_What is asked_
Gather, from the listing beneath this task, every line holding the string "JSON".

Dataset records
++++++++++++++++++++
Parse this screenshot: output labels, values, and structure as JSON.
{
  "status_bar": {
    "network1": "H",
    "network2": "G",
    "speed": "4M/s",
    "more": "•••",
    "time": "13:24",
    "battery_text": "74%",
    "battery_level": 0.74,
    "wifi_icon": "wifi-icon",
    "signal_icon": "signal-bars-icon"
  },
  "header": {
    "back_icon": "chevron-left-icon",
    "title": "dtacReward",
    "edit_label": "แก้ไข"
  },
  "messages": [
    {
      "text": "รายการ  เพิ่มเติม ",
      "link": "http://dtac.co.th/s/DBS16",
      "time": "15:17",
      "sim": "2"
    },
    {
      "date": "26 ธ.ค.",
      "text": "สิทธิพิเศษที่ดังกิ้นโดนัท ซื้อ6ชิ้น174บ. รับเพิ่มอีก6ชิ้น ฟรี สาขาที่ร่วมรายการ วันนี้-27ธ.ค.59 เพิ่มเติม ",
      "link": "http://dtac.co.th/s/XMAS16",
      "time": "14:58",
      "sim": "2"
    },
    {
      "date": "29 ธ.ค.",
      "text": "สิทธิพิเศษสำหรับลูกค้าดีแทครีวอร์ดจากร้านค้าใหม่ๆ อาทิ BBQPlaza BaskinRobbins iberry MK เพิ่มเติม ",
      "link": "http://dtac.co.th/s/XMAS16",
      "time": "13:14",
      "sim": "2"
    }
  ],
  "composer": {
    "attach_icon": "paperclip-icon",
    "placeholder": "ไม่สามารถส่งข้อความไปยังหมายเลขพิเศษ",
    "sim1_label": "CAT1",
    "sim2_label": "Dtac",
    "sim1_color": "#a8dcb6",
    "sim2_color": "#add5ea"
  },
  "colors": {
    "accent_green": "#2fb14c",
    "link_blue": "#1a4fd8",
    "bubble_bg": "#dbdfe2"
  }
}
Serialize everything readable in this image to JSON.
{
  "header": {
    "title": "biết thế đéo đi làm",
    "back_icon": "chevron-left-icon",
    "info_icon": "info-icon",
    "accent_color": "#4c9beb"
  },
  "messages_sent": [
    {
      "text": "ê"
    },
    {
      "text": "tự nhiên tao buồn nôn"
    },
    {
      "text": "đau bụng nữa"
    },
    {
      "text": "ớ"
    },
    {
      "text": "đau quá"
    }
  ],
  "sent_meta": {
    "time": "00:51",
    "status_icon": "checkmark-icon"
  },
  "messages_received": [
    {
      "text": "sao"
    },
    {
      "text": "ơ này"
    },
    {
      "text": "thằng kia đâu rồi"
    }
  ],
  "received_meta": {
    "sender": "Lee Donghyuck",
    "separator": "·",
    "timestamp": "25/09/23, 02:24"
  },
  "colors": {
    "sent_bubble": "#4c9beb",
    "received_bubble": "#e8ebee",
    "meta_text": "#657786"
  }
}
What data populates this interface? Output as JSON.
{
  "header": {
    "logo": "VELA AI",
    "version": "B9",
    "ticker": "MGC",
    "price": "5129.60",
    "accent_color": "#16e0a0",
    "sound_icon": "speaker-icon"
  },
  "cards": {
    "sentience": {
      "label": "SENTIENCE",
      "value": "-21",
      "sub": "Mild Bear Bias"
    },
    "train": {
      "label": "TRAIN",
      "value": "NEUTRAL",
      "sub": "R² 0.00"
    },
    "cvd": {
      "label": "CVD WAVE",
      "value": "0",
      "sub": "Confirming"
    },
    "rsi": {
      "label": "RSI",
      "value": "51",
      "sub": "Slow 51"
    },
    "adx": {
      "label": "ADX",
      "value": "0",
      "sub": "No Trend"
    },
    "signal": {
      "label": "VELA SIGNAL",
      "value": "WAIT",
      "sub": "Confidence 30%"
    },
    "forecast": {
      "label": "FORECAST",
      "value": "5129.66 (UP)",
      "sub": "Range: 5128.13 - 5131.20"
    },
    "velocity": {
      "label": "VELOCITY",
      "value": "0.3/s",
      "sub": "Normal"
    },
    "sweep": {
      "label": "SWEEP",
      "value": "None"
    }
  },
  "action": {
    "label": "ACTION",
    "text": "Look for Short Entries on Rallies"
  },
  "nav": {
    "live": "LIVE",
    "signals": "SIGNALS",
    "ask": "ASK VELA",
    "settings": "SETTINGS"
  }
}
++++++++++++++++++++
_Answer to the task_
Parse this screenshot: output labels, values, and structure as JSON.
Serialize everything readable in this image to JSON.
What data populates this interface? Output as JSON.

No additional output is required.